The request: From the listing below, pull out the lines that hold "Area".
--- Source records ---
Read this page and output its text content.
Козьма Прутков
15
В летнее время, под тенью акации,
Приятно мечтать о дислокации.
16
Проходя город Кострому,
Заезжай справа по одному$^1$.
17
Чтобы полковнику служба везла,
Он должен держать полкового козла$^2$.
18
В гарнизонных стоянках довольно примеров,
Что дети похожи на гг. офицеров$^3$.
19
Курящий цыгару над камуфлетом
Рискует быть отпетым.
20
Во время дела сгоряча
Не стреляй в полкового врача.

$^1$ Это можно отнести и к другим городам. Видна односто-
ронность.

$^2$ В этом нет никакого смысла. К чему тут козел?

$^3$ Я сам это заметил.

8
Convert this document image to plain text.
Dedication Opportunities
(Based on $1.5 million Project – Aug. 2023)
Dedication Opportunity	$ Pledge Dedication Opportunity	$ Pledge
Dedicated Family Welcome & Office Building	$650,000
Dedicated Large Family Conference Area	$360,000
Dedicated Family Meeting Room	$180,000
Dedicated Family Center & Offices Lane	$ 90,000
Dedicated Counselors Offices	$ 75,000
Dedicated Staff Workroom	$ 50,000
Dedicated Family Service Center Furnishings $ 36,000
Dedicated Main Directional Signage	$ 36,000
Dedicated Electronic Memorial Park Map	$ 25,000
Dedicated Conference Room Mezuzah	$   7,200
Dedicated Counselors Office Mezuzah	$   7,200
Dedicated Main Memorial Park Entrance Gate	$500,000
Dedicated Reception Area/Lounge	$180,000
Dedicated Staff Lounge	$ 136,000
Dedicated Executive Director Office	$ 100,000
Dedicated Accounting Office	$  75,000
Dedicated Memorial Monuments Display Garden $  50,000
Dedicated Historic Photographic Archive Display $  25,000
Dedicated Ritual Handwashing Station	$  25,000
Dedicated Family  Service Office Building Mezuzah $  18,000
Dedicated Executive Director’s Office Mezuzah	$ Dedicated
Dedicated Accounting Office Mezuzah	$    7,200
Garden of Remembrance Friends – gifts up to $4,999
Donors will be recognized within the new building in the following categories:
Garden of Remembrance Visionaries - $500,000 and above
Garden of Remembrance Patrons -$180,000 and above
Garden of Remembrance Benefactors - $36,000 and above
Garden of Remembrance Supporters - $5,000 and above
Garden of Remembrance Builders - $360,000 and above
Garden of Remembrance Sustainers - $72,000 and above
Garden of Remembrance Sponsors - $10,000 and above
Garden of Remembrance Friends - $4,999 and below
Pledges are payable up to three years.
---
Problem solution:
Dedicated Large Family Conference Area	$360,000
Dedicated Reception Area/Lounge	$180,000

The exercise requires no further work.